> [TO BE DONE]: Reproduce every entry below precisely. Pictures are excluded from the copy.

------ DATA PROVIDED ------

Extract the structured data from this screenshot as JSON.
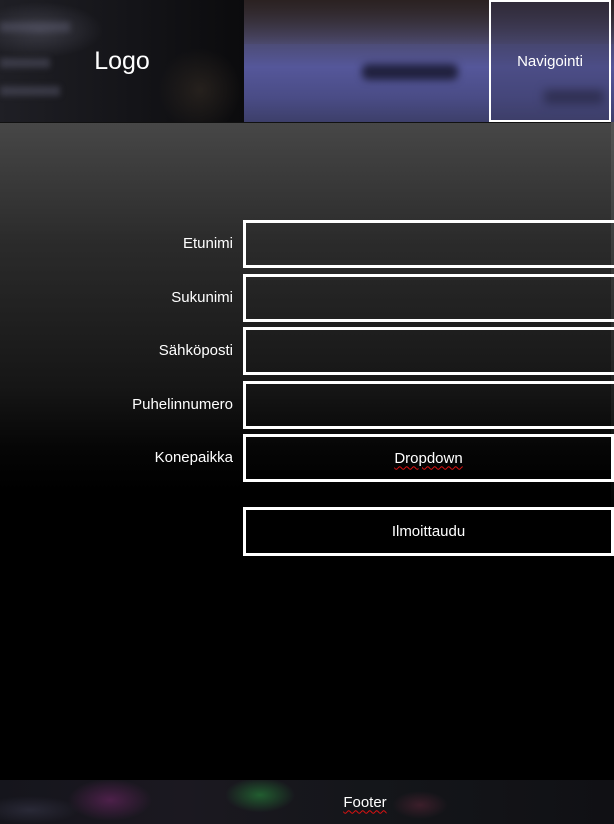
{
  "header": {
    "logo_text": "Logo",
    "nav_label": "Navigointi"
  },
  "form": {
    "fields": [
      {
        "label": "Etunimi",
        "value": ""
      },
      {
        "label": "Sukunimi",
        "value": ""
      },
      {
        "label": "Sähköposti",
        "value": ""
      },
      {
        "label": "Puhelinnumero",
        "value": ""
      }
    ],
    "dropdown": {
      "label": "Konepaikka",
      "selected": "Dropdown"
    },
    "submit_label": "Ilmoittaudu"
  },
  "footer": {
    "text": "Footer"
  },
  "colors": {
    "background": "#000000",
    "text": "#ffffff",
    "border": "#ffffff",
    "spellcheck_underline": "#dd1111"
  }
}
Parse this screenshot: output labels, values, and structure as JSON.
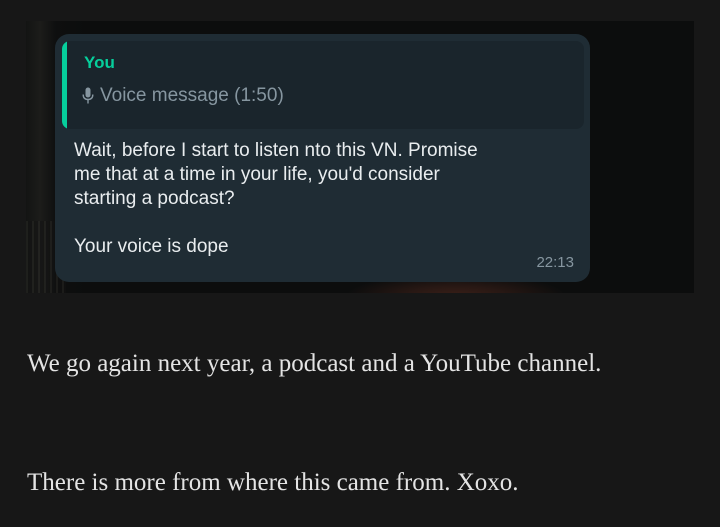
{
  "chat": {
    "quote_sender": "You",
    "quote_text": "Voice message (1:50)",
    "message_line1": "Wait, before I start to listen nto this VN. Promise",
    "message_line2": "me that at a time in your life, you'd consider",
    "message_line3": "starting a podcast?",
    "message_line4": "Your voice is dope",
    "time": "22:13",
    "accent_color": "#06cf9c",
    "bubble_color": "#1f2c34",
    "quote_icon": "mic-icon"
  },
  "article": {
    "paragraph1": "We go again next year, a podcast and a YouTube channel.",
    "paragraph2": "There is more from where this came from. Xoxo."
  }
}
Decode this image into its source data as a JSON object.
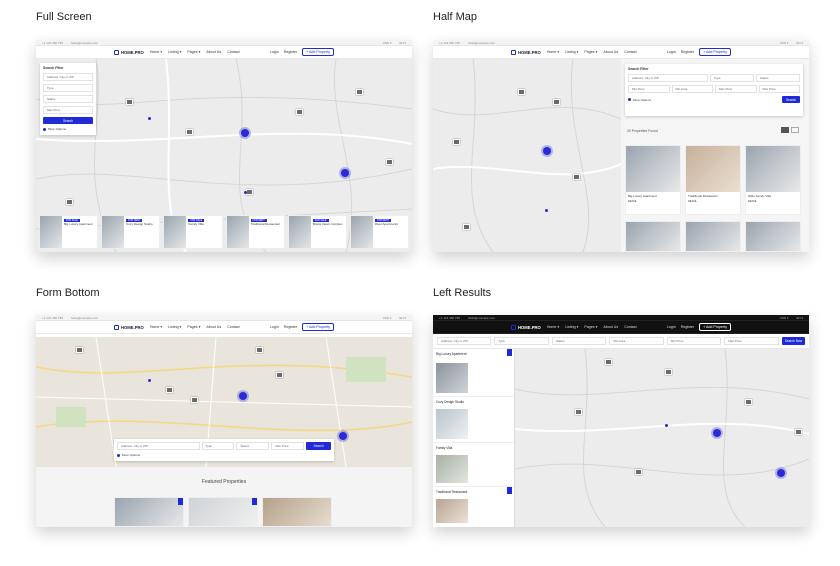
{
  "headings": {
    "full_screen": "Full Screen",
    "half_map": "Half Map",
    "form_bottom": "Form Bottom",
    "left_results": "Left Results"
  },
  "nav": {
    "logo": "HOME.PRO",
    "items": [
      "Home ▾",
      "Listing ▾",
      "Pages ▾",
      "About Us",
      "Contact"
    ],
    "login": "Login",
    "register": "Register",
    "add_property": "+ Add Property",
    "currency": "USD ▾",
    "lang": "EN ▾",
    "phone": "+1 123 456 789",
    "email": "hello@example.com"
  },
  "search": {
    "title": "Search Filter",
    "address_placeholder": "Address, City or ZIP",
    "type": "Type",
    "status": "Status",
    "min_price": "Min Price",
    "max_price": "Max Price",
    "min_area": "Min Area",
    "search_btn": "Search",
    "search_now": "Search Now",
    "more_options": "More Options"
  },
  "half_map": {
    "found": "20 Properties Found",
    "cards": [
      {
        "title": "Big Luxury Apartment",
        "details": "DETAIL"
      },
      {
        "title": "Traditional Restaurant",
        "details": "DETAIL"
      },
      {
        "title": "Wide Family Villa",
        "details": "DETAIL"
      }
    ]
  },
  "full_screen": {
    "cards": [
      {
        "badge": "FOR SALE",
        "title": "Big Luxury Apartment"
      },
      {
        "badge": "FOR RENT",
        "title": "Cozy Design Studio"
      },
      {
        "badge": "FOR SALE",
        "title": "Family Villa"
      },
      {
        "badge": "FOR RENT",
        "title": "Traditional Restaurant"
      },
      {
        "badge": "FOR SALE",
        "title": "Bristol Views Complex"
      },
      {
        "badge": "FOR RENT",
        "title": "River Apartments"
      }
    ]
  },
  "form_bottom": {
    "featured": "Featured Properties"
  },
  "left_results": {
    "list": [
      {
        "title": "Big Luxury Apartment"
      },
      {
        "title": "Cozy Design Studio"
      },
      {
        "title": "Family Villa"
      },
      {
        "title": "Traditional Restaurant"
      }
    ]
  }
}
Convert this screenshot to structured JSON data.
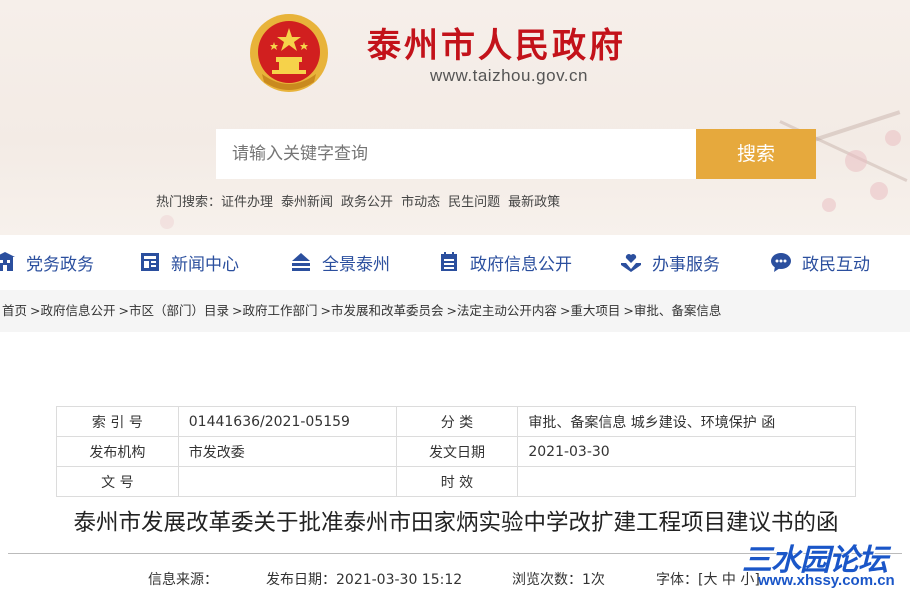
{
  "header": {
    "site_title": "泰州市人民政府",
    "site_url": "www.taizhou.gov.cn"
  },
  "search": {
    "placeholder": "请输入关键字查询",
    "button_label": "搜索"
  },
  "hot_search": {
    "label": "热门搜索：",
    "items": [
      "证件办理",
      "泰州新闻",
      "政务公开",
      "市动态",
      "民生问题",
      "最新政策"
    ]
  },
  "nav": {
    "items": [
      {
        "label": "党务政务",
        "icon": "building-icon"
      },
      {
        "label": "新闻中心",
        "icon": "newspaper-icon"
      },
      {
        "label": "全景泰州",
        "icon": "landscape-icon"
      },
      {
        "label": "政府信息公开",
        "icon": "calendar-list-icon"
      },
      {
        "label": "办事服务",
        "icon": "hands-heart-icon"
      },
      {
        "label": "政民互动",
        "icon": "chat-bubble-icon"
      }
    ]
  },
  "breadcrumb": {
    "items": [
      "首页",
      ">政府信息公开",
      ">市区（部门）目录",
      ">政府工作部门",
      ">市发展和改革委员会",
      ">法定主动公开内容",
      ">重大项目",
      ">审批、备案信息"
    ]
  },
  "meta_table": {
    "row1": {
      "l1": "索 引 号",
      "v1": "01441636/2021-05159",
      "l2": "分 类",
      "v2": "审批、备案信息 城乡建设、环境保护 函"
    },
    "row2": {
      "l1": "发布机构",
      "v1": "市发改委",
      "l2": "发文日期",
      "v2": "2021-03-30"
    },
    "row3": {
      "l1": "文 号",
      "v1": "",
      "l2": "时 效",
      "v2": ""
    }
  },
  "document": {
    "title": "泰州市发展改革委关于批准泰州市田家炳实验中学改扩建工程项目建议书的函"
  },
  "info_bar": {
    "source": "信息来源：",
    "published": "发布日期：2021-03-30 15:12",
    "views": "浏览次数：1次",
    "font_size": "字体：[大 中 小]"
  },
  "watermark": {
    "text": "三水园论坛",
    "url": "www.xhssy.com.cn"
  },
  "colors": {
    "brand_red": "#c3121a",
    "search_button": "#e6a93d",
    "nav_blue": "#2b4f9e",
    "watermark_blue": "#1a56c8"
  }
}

------

> [FINAL ANSWER]:
Extract the structured data from this screenshot as JSON.
{
  "header": {
    "logo_text": "Logo",
    "nav_label": "Navigointi"
  },
  "form": {
    "fields": [
      {
        "label": "Etunimi",
        "value": ""
      },
      {
        "label": "Sukunimi",
        "value": ""
      },
      {
        "label": "Sähköposti",
        "value": ""
      },
      {
        "label": "Puhelinnumero",
        "value": ""
      }
    ],
    "dropdown": {
      "label": "Konepaikka",
      "selected": "Dropdown"
    },
    "submit_label": "Ilmoittaudu"
  },
  "footer": {
    "text": "Footer"
  },
  "colors": {
    "background": "#000000",
    "text": "#ffffff",
    "border": "#ffffff",
    "spellcheck_underline": "#dd1111"
  }
}
Parse this screenshot: output labels, values, and structure as JSON.
{
  "chat": {
    "quote_sender": "You",
    "quote_text": "Voice message (1:50)",
    "message_line1": "Wait, before I start to listen nto this VN. Promise",
    "message_line2": "me that at a time in your life, you'd consider",
    "message_line3": "starting a podcast?",
    "message_line4": "Your voice is dope",
    "time": "22:13",
    "accent_color": "#06cf9c",
    "bubble_color": "#1f2c34",
    "quote_icon": "mic-icon"
  },
  "article": {
    "paragraph1": "We go again next year, a podcast and a YouTube channel.",
    "paragraph2": "There is more from where this came from. Xoxo."
  }
}
Decode this image into its source data as a JSON object.
{
  "headings": {
    "full_screen": "Full Screen",
    "half_map": "Half Map",
    "form_bottom": "Form Bottom",
    "left_results": "Left Results"
  },
  "nav": {
    "logo": "HOME.PRO",
    "items": [
      "Home ▾",
      "Listing ▾",
      "Pages ▾",
      "About Us",
      "Contact"
    ],
    "login": "Login",
    "register": "Register",
    "add_property": "+ Add Property",
    "currency": "USD ▾",
    "lang": "EN ▾",
    "phone": "+1 123 456 789",
    "email": "hello@example.com"
  },
  "search": {
    "title": "Search Filter",
    "address_placeholder": "Address, City or ZIP",
    "type": "Type",
    "status": "Status",
    "min_price": "Min Price",
    "max_price": "Max Price",
    "min_area": "Min Area",
    "search_btn": "Search",
    "search_now": "Search Now",
    "more_options": "More Options"
  },
  "half_map": {
    "found": "20 Properties Found",
    "cards": [
      {
        "title": "Big Luxury Apartment",
        "details": "DETAIL"
      },
      {
        "title": "Traditional Restaurant",
        "details": "DETAIL"
      },
      {
        "title": "Wide Family Villa",
        "details": "DETAIL"
      }
    ]
  },
  "full_screen": {
    "cards": [
      {
        "badge": "FOR SALE",
        "title": "Big Luxury Apartment"
      },
      {
        "badge": "FOR RENT",
        "title": "Cozy Design Studio"
      },
      {
        "badge": "FOR SALE",
        "title": "Family Villa"
      },
      {
        "badge": "FOR RENT",
        "title": "Traditional Restaurant"
      },
      {
        "badge": "FOR SALE",
        "title": "Bristol Views Complex"
      },
      {
        "badge": "FOR RENT",
        "title": "River Apartments"
      }
    ]
  },
  "form_bottom": {
    "featured": "Featured Properties"
  },
  "left_results": {
    "list": [
      {
        "title": "Big Luxury Apartment"
      },
      {
        "title": "Cozy Design Studio"
      },
      {
        "title": "Family Villa"
      },
      {
        "title": "Traditional Restaurant"
      }
    ]
  }
}
Convert this screenshot to structured JSON data.
{
  "header": {
    "site_title": "泰州市人民政府",
    "site_url": "www.taizhou.gov.cn"
  },
  "search": {
    "placeholder": "请输入关键字查询",
    "button_label": "搜索"
  },
  "hot_search": {
    "label": "热门搜索：",
    "items": [
      "证件办理",
      "泰州新闻",
      "政务公开",
      "市动态",
      "民生问题",
      "最新政策"
    ]
  },
  "nav": {
    "items": [
      {
        "label": "党务政务",
        "icon": "building-icon"
      },
      {
        "label": "新闻中心",
        "icon": "newspaper-icon"
      },
      {
        "label": "全景泰州",
        "icon": "landscape-icon"
      },
      {
        "label": "政府信息公开",
        "icon": "calendar-list-icon"
      },
      {
        "label": "办事服务",
        "icon": "hands-heart-icon"
      },
      {
        "label": "政民互动",
        "icon": "chat-bubble-icon"
      }
    ]
  },
  "breadcrumb": {
    "items": [
      "首页",
      ">政府信息公开",
      ">市区（部门）目录",
      ">政府工作部门",
      ">市发展和改革委员会",
      ">法定主动公开内容",
      ">重大项目",
      ">审批、备案信息"
    ]
  },
  "meta_table": {
    "row1": {
      "l1": "索 引 号",
      "v1": "01441636/2021-05159",
      "l2": "分 类",
      "v2": "审批、备案信息 城乡建设、环境保护 函"
    },
    "row2": {
      "l1": "发布机构",
      "v1": "市发改委",
      "l2": "发文日期",
      "v2": "2021-03-30"
    },
    "row3": {
      "l1": "文 号",
      "v1": "",
      "l2": "时 效",
      "v2": ""
    }
  },
  "document": {
    "title": "泰州市发展改革委关于批准泰州市田家炳实验中学改扩建工程项目建议书的函"
  },
  "info_bar": {
    "source": "信息来源：",
    "published": "发布日期：2021-03-30 15:12",
    "views": "浏览次数：1次",
    "font_size": "字体：[大 中 小]"
  },
  "watermark": {
    "text": "三水园论坛",
    "url": "www.xhssy.com.cn"
  },
  "colors": {
    "brand_red": "#c3121a",
    "search_button": "#e6a93d",
    "nav_blue": "#2b4f9e",
    "watermark_blue": "#1a56c8"
  }
}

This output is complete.